## ENTRIES SHOWN
★ ★ ★

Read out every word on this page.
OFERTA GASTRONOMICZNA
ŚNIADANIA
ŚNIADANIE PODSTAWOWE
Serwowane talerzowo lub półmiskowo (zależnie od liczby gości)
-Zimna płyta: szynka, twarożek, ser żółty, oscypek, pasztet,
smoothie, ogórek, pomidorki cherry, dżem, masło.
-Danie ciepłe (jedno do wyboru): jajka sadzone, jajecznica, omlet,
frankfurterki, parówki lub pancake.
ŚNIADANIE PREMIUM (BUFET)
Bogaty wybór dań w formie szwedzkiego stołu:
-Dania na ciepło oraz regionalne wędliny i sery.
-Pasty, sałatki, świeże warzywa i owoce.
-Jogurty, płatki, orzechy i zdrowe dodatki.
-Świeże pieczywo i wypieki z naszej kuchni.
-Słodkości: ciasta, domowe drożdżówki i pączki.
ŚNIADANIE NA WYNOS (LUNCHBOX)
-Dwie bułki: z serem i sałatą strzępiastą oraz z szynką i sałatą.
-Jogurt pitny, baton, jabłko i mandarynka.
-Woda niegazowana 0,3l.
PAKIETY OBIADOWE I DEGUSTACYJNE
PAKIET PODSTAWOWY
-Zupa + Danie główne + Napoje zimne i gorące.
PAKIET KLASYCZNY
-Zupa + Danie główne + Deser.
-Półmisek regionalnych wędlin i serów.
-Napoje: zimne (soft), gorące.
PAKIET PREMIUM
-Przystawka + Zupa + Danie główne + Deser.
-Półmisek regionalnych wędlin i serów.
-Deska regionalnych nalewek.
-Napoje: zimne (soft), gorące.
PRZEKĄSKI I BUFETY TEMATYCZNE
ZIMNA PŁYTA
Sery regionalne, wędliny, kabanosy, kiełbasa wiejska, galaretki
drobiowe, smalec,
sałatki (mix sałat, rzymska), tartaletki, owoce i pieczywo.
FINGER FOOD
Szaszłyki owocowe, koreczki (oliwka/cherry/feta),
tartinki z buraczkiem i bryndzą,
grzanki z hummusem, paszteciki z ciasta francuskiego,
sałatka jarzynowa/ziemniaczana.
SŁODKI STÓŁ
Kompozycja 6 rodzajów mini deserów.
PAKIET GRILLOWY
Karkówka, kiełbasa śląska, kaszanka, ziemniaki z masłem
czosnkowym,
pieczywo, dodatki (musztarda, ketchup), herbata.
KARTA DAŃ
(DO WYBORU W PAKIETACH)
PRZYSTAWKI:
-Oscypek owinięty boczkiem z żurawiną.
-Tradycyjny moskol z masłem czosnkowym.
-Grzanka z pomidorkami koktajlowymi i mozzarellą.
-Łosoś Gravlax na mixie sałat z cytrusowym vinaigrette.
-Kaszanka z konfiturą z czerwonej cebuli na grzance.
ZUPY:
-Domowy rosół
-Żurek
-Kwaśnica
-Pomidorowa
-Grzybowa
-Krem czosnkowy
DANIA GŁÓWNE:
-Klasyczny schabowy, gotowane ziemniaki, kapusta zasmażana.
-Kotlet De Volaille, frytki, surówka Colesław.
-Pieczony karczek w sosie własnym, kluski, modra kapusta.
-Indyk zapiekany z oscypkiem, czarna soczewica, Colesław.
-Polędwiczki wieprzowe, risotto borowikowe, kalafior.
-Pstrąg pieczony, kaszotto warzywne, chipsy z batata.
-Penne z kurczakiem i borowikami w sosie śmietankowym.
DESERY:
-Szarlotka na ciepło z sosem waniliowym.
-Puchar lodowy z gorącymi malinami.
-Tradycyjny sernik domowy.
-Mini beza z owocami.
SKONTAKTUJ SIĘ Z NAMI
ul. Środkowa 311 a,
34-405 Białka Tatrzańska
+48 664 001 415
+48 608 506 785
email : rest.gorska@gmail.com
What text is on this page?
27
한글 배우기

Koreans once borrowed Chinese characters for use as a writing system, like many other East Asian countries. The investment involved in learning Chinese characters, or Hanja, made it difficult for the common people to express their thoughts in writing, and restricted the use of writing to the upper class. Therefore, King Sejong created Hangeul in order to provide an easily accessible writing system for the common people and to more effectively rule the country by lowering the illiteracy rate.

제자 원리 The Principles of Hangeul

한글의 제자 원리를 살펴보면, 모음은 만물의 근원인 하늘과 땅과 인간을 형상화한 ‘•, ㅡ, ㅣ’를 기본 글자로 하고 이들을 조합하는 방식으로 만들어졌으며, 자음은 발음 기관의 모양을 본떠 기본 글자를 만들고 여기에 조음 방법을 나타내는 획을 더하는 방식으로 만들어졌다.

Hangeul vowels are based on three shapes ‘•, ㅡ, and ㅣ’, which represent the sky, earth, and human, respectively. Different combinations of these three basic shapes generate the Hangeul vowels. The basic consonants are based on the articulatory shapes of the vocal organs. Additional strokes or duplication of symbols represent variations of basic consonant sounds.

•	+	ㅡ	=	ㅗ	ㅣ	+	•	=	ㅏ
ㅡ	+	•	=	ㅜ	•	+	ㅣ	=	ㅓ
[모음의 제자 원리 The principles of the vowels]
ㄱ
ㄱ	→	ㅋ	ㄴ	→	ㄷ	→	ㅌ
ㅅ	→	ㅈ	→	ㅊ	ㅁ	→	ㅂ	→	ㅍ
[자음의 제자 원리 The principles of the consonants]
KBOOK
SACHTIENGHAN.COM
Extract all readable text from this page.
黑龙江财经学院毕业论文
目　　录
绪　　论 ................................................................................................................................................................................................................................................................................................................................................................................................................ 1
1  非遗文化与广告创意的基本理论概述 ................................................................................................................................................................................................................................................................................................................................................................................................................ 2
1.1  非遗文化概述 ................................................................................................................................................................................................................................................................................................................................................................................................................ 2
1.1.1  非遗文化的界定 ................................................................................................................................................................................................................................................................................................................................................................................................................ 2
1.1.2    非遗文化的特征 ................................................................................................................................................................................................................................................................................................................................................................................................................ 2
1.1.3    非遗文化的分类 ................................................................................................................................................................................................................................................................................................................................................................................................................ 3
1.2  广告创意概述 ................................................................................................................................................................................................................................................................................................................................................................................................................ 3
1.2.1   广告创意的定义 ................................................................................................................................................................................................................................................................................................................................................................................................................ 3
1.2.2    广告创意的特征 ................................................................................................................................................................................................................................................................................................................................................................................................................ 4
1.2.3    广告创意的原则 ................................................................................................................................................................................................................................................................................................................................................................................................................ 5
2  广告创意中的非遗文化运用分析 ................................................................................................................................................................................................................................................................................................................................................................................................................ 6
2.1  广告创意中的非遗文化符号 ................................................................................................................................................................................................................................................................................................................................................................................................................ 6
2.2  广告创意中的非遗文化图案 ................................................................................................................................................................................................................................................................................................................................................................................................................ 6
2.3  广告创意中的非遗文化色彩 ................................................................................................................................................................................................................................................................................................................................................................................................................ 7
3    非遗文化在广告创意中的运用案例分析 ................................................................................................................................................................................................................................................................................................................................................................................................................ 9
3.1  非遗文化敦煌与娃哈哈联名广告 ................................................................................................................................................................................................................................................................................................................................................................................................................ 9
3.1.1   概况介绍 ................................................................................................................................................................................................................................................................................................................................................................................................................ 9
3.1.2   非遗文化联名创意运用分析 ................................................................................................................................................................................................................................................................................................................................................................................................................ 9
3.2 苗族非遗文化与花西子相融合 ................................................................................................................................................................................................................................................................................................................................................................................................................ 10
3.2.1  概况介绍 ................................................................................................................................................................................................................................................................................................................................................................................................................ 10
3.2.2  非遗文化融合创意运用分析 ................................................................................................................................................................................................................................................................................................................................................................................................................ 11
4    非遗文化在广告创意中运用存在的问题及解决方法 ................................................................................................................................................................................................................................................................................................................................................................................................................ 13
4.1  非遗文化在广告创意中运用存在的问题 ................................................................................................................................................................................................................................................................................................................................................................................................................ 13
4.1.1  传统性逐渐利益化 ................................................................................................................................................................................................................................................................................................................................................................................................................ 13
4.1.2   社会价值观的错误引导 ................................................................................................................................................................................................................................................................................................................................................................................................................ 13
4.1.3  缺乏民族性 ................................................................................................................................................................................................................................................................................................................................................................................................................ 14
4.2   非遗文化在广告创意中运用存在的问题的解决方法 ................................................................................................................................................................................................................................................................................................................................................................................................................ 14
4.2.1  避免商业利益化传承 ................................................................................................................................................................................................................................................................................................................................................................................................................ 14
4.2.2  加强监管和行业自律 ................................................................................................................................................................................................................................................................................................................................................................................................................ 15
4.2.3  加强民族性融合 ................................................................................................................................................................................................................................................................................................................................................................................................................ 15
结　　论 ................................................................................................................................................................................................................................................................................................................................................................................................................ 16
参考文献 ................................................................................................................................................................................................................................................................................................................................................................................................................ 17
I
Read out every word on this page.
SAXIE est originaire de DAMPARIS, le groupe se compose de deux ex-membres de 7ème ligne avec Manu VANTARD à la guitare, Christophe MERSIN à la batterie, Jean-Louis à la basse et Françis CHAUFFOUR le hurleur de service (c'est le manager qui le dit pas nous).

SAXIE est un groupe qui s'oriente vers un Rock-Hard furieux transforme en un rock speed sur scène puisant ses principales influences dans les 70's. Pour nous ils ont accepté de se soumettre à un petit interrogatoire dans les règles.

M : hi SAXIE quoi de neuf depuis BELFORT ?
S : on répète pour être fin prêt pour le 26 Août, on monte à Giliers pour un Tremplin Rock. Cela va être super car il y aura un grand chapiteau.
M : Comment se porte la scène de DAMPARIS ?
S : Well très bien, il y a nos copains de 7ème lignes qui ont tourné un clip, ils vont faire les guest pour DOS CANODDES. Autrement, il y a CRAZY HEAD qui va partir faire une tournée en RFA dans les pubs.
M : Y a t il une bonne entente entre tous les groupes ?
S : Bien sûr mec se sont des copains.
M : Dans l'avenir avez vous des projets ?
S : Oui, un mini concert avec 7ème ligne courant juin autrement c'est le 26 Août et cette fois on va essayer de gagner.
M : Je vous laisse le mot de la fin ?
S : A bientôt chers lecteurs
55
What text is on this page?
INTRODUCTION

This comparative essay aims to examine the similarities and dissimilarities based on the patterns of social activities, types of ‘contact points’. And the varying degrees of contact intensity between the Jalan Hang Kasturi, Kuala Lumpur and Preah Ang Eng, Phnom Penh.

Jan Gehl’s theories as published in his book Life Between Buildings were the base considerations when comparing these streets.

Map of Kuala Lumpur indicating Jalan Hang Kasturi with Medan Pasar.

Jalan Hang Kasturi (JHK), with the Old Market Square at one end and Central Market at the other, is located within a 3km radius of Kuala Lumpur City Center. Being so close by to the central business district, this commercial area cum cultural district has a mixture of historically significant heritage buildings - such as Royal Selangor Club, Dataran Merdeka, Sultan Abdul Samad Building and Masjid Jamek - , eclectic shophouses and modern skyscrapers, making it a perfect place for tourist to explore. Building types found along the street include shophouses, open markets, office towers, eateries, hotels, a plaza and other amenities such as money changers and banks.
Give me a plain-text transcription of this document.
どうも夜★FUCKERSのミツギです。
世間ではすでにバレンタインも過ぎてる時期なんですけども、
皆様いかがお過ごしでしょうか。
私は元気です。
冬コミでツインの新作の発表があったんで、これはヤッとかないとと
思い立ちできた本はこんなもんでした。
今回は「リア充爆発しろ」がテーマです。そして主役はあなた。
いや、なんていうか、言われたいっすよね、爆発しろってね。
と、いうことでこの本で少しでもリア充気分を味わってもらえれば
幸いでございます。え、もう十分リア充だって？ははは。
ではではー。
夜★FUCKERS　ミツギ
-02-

★ ★ ★

## SHORT PROBLEM
Starting at the line that contains "Give me a plain-text", retype each line through the end of the listing above and nothing else.

## WRITTEN SOLUTION
Give me a plain-text transcription of this document.
どうも夜★FUCKERSのミツギです。
世間ではすでにバレンタインも過ぎてる時期なんですけども、
皆様いかがお過ごしでしょうか。
私は元気です。
冬コミでツインの新作の発表があったんで、これはヤッとかないとと
思い立ちできた本はこんなもんでした。
今回は「リア充爆発しろ」がテーマです。そして主役はあなた。
いや、なんていうか、言われたいっすよね、爆発しろってね。
と、いうことでこの本で少しでもリア充気分を味わってもらえれば
幸いでございます。え、もう十分リア充だって？ははは。
ではではー。
夜★FUCKERS　ミツギ
-02-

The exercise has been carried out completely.